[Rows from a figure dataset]
******************************
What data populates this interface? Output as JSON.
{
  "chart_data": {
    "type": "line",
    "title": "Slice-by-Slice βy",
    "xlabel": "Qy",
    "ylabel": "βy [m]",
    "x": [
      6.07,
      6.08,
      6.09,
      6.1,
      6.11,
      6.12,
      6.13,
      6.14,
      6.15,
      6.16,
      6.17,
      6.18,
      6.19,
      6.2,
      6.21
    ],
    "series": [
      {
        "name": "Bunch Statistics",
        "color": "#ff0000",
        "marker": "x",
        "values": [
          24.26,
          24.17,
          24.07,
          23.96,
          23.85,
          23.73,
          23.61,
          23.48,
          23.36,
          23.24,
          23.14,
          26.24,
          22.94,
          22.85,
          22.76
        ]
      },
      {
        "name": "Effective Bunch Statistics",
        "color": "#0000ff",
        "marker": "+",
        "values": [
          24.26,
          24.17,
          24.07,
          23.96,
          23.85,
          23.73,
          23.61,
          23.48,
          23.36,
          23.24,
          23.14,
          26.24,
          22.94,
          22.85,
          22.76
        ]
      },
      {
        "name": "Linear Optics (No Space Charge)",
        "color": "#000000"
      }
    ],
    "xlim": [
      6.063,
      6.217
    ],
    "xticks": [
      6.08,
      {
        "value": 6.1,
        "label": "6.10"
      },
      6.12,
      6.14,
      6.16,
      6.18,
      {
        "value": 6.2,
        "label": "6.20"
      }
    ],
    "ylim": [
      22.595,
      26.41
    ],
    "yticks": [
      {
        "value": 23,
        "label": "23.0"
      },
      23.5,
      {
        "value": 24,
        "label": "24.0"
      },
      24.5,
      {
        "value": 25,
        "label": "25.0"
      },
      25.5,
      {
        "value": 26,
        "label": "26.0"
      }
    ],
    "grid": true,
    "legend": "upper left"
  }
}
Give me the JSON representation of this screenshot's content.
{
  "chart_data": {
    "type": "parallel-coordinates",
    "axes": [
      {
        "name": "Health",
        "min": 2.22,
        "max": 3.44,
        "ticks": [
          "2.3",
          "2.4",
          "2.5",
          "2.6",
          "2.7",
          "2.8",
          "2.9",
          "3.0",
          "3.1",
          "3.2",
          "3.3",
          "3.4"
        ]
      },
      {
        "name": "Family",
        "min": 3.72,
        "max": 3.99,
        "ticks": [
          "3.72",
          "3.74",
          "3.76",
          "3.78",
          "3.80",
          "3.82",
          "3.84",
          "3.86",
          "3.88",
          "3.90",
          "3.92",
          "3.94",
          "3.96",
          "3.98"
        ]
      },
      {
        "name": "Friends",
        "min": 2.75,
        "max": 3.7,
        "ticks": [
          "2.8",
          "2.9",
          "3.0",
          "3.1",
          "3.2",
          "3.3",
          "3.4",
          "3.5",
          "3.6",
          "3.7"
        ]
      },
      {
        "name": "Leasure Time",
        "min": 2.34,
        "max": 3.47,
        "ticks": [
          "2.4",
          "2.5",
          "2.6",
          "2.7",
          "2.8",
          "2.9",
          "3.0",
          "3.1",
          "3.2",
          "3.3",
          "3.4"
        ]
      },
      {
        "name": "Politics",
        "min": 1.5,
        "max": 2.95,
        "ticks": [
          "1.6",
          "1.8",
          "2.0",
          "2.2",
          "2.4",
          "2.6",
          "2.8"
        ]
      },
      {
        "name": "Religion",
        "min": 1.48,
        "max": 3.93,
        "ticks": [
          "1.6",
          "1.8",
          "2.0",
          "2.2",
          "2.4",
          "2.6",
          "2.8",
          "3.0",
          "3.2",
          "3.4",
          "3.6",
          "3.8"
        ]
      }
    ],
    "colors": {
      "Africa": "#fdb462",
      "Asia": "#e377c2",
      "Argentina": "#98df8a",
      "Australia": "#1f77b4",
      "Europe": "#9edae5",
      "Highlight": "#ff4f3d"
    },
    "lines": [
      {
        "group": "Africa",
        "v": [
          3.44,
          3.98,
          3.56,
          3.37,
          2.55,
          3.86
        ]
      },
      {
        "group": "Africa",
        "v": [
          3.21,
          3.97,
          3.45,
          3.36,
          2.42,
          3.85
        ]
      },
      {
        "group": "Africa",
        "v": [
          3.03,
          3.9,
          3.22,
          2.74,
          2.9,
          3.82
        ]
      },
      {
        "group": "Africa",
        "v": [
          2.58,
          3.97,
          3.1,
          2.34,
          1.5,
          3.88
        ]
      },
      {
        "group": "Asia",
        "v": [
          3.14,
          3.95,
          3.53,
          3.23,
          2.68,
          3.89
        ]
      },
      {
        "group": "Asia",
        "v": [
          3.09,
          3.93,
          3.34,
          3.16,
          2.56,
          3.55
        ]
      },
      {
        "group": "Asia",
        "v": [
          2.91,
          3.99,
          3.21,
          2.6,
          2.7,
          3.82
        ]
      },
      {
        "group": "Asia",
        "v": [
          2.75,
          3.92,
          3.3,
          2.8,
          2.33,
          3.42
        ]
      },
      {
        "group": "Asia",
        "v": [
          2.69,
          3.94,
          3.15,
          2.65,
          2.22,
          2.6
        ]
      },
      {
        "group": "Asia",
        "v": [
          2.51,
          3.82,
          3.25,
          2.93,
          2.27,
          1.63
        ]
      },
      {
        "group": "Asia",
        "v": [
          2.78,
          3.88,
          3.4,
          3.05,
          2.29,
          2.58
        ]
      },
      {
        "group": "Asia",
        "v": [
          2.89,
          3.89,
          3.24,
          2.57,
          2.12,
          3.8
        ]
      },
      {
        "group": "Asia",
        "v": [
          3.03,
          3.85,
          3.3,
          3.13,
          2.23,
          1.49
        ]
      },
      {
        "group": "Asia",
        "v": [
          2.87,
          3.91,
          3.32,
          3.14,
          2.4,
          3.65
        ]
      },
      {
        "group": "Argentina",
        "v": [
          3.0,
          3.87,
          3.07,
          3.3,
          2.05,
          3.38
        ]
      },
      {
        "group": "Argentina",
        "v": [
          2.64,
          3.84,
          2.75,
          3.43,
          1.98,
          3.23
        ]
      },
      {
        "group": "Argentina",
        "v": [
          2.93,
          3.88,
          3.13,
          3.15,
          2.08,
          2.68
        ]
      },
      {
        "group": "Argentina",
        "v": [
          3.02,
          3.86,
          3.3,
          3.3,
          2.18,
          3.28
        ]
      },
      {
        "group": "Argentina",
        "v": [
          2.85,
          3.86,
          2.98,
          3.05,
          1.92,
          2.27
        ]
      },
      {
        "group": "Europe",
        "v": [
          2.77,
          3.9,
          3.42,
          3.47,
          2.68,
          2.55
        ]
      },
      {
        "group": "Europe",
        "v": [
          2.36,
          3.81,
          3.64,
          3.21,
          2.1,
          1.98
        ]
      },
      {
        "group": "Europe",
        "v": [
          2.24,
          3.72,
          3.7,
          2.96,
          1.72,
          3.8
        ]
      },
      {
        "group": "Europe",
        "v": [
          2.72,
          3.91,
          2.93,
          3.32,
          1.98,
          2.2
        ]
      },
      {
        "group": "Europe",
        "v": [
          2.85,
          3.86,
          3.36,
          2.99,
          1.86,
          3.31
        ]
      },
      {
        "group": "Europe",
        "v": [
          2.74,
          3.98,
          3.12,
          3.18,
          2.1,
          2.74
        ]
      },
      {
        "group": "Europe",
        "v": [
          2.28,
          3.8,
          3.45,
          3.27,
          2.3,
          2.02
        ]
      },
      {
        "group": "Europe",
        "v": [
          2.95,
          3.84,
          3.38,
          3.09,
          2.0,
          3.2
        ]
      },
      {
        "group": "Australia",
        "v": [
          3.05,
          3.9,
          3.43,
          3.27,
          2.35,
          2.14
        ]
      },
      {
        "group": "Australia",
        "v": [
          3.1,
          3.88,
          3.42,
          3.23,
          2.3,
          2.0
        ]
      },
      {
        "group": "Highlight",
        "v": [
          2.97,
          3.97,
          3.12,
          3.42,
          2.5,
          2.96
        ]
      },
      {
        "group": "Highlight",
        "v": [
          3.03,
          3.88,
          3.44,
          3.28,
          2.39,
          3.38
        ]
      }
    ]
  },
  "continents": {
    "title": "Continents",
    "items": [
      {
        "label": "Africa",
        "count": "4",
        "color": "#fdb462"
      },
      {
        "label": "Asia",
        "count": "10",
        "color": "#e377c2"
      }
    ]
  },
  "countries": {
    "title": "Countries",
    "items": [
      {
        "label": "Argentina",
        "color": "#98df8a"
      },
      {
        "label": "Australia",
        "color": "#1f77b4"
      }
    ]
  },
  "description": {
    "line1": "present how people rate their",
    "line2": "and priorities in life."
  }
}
******************************
**Short problem**
Provide only the number of lines in the entries that hold the word "Australia".

**Correct output**
4